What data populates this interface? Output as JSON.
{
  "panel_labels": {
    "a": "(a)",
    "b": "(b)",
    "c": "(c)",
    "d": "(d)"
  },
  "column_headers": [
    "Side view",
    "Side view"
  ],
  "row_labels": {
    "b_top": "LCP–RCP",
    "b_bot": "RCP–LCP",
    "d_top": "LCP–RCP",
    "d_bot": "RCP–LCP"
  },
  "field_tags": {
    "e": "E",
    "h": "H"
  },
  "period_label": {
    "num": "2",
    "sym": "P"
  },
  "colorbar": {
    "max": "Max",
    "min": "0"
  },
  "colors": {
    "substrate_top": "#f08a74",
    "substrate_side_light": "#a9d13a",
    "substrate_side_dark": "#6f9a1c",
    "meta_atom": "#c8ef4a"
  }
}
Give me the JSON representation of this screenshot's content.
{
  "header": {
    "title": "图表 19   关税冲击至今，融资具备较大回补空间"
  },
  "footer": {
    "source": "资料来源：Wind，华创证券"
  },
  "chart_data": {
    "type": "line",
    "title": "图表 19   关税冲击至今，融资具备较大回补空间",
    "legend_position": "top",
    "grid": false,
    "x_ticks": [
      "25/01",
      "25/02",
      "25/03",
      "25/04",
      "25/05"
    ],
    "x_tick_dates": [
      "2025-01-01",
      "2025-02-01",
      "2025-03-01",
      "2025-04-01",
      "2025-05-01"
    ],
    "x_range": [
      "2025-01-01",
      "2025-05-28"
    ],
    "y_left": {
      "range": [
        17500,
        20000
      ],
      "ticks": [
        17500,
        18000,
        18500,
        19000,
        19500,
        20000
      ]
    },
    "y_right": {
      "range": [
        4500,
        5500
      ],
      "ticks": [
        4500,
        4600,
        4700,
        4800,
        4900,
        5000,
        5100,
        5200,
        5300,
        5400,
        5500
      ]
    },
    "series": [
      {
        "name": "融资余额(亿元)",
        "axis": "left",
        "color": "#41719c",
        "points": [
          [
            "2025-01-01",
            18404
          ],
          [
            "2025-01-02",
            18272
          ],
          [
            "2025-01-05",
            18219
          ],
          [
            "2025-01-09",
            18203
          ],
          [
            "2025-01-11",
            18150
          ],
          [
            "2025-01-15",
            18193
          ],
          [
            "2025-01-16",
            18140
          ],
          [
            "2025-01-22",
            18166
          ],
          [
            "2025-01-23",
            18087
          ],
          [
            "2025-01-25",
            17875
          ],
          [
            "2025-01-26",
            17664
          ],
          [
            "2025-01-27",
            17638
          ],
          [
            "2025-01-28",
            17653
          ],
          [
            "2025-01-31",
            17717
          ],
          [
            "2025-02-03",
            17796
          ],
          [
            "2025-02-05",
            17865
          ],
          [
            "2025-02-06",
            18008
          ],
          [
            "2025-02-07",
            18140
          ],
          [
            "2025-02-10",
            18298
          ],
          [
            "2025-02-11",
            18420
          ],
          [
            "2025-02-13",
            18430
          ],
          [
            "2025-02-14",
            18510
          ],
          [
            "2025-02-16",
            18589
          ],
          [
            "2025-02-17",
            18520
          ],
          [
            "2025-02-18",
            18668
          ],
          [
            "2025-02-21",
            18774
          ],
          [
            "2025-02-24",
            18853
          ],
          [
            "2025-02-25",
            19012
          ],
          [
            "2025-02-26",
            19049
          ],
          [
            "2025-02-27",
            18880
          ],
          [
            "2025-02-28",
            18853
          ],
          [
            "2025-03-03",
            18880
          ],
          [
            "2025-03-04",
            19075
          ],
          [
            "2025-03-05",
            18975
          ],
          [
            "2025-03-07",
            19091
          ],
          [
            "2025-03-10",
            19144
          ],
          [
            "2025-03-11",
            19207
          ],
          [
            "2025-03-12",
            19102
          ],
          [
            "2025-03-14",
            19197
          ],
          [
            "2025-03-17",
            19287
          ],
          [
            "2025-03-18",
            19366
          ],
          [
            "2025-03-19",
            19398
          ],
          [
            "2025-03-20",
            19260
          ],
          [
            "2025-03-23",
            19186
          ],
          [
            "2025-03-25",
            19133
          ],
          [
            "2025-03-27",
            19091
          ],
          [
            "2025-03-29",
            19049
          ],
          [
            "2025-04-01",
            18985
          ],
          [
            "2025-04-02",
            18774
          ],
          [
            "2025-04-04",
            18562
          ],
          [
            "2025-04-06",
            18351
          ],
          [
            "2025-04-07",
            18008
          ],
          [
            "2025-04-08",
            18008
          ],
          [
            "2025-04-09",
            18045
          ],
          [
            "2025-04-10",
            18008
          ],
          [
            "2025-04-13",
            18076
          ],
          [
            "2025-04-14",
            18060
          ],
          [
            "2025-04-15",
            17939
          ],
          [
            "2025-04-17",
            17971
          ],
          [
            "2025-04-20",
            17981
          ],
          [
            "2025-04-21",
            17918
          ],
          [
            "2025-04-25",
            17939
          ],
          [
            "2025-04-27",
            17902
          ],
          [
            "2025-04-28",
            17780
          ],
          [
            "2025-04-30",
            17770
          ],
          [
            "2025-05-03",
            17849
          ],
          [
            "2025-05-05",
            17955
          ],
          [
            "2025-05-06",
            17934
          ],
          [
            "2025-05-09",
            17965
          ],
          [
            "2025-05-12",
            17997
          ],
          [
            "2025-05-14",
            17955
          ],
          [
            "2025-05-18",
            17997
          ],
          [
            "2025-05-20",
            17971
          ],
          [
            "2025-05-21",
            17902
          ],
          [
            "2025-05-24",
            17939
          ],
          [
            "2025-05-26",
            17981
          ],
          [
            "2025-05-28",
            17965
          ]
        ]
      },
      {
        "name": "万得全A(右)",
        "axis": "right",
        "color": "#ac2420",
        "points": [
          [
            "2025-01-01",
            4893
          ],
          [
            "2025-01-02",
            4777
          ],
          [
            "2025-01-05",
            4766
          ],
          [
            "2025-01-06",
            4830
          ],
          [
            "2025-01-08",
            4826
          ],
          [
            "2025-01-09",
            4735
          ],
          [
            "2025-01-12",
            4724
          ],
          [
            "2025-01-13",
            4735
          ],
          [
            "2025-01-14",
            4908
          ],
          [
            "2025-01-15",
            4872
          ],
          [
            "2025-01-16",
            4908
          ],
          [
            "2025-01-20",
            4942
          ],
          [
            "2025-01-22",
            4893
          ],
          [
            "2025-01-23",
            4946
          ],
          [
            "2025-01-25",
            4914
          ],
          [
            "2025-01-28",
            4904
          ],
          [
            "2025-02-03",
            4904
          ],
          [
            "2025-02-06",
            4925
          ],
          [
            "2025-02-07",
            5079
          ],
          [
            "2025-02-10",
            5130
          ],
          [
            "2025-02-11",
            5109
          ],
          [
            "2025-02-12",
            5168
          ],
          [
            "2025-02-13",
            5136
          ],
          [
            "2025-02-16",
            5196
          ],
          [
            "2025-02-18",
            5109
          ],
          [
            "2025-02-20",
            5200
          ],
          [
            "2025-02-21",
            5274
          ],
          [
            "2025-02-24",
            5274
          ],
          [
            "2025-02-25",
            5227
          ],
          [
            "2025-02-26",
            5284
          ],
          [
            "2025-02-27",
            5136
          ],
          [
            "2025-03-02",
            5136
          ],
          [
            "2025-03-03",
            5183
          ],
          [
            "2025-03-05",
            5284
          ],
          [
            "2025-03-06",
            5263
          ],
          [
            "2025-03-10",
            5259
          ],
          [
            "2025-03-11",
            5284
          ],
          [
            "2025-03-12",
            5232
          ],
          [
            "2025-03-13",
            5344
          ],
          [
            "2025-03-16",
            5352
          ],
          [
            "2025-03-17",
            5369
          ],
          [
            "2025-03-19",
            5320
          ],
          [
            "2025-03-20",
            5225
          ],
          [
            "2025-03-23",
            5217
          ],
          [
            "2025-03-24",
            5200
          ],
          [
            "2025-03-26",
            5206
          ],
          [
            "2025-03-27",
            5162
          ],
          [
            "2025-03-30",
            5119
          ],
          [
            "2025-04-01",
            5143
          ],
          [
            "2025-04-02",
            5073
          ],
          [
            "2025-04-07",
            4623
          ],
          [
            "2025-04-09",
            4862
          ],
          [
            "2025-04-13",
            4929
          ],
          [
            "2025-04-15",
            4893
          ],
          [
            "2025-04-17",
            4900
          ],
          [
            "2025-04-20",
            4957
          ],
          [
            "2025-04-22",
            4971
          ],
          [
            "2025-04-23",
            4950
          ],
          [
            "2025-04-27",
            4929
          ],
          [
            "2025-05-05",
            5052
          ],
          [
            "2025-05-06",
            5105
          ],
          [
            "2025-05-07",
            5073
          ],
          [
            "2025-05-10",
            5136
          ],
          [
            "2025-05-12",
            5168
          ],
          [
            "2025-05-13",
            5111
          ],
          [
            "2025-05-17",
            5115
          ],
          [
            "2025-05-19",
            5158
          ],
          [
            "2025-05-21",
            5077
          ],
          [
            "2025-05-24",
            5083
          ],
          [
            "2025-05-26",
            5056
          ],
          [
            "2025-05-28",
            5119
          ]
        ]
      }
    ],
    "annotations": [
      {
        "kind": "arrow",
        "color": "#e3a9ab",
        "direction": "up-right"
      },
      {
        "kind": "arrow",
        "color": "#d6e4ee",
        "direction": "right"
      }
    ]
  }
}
----------
Given problem |
Every line of the listing that holds "this" should be found and copied.

Written answer |
What data populates this interface? Output as JSON.
Give me the JSON representation of this screenshot's content.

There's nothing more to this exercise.